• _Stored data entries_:
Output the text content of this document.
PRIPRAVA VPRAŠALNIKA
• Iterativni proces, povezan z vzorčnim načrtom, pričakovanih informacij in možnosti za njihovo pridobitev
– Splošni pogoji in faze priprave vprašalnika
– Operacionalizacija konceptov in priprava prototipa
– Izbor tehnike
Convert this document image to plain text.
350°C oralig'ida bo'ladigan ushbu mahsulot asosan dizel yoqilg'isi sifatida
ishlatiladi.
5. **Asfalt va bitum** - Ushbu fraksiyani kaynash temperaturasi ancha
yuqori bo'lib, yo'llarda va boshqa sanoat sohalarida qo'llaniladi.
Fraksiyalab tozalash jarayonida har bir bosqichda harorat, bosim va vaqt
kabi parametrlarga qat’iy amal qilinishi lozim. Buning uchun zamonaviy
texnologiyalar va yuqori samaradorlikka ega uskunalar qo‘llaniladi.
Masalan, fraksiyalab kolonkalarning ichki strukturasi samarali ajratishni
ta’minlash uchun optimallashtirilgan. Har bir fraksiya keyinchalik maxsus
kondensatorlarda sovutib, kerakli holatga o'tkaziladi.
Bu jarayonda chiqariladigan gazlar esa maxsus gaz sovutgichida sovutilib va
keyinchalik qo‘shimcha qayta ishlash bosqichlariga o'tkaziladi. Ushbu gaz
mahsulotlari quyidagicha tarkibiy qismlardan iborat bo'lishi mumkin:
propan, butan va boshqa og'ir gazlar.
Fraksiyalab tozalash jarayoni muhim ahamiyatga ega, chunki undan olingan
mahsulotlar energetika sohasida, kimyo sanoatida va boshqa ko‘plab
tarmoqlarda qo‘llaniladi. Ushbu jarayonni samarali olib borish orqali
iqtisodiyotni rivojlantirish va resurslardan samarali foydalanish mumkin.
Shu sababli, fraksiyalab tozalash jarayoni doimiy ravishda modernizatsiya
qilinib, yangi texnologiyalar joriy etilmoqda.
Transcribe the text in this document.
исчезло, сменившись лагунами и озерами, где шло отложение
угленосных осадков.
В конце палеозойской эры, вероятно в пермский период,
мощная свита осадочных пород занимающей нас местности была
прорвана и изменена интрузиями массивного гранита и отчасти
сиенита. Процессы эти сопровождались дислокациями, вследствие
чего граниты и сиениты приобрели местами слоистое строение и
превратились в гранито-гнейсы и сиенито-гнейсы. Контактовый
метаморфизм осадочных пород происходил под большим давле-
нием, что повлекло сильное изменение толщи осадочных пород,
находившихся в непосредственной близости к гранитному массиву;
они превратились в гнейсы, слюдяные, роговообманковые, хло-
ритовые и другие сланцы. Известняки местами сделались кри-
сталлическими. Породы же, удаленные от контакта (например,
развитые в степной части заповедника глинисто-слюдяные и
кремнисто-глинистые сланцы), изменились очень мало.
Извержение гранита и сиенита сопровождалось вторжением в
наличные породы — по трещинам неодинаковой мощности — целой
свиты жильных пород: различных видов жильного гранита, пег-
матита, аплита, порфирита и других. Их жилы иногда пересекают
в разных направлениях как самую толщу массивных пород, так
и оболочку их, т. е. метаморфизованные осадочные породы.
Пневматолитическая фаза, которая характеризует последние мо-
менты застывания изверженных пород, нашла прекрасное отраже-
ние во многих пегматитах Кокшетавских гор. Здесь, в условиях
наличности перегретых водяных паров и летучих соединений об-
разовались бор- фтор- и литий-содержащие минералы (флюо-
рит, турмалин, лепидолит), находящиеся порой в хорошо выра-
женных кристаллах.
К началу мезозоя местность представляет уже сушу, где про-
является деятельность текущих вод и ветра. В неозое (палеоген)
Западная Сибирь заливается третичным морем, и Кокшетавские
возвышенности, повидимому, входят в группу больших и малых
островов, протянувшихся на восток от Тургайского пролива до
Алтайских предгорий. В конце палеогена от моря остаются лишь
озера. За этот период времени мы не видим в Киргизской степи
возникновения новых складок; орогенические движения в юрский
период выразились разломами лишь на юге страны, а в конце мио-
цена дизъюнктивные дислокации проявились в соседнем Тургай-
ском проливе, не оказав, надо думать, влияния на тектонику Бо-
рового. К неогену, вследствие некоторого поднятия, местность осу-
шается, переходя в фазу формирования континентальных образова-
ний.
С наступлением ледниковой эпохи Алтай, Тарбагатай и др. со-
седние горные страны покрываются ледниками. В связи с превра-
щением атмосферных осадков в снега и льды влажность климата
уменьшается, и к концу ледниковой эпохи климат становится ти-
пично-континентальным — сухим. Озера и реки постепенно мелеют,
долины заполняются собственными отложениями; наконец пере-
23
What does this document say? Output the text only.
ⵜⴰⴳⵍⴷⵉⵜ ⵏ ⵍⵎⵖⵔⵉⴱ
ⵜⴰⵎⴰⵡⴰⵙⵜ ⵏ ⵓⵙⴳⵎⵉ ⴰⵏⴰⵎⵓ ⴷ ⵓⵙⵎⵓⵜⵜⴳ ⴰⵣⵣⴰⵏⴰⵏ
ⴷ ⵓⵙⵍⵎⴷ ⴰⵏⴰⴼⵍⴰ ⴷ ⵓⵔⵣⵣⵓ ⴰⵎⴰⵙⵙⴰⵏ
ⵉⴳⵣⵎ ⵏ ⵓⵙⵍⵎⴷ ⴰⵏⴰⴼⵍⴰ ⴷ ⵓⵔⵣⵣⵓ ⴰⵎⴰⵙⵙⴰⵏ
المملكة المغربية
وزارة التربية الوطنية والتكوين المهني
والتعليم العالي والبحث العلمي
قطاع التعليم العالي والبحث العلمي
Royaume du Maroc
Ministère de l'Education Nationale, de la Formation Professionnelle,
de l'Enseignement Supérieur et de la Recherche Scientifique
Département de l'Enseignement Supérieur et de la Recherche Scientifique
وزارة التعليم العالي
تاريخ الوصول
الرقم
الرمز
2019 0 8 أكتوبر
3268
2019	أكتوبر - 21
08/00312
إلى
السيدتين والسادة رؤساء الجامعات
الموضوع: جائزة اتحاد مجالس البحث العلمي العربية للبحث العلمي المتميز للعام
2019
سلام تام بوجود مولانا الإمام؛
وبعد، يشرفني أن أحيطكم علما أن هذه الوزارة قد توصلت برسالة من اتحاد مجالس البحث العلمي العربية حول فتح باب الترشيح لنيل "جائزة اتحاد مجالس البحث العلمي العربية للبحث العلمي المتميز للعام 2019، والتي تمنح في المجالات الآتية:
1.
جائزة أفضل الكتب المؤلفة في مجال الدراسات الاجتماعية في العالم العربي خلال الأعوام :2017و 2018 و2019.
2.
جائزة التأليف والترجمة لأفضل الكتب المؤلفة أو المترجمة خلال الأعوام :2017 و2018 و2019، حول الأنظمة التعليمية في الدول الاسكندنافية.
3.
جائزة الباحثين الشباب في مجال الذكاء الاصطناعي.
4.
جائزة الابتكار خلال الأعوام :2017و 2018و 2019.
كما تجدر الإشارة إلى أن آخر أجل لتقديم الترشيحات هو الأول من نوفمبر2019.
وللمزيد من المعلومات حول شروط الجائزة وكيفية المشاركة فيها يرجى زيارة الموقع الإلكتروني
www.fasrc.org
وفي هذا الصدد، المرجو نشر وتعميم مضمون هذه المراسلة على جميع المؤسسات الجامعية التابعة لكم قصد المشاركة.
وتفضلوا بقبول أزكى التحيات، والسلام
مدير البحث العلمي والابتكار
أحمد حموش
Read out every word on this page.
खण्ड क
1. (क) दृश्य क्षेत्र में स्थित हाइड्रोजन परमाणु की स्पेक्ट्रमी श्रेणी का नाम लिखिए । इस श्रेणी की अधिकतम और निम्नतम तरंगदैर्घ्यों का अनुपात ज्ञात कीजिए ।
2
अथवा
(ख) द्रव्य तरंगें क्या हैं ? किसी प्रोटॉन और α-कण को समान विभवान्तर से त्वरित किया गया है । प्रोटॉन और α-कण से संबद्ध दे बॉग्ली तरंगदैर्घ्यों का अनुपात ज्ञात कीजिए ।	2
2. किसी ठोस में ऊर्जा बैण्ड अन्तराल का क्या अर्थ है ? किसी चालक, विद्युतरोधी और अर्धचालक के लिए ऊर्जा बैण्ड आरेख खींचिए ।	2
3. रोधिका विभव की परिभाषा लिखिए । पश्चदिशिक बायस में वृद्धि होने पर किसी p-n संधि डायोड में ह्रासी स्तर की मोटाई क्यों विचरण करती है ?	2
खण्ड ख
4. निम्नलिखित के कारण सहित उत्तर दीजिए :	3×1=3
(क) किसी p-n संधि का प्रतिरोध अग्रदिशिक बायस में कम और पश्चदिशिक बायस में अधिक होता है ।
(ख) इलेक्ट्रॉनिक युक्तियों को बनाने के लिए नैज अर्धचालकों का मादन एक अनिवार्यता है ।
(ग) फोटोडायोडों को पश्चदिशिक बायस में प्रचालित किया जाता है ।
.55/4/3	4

• _Your goal_: From the line containing "Read out every word on this page." through the closing line of the material above, return every line exactly and omit all others.

• _Reply to the task_:
Read out every word on this page.
खण्ड क
1. (क) दृश्य क्षेत्र में स्थित हाइड्रोजन परमाणु की स्पेक्ट्रमी श्रेणी का नाम लिखिए । इस श्रेणी की अधिकतम और निम्नतम तरंगदैर्घ्यों का अनुपात ज्ञात कीजिए ।
2
अथवा
(ख) द्रव्य तरंगें क्या हैं ? किसी प्रोटॉन और α-कण को समान विभवान्तर से त्वरित किया गया है । प्रोटॉन और α-कण से संबद्ध दे बॉग्ली तरंगदैर्घ्यों का अनुपात ज्ञात कीजिए ।	2
2. किसी ठोस में ऊर्जा बैण्ड अन्तराल का क्या अर्थ है ? किसी चालक, विद्युतरोधी और अर्धचालक के लिए ऊर्जा बैण्ड आरेख खींचिए ।	2
3. रोधिका विभव की परिभाषा लिखिए । पश्चदिशिक बायस में वृद्धि होने पर किसी p-n संधि डायोड में ह्रासी स्तर की मोटाई क्यों विचरण करती है ?	2
खण्ड ख
4. निम्नलिखित के कारण सहित उत्तर दीजिए :	3×1=3
(क) किसी p-n संधि का प्रतिरोध अग्रदिशिक बायस में कम और पश्चदिशिक बायस में अधिक होता है ।
(ख) इलेक्ट्रॉनिक युक्तियों को बनाने के लिए नैज अर्धचालकों का मादन एक अनिवार्यता है ।
(ग) फोटोडायोडों को पश्चदिशिक बायस में प्रचालित किया जाता है ।
.55/4/3	4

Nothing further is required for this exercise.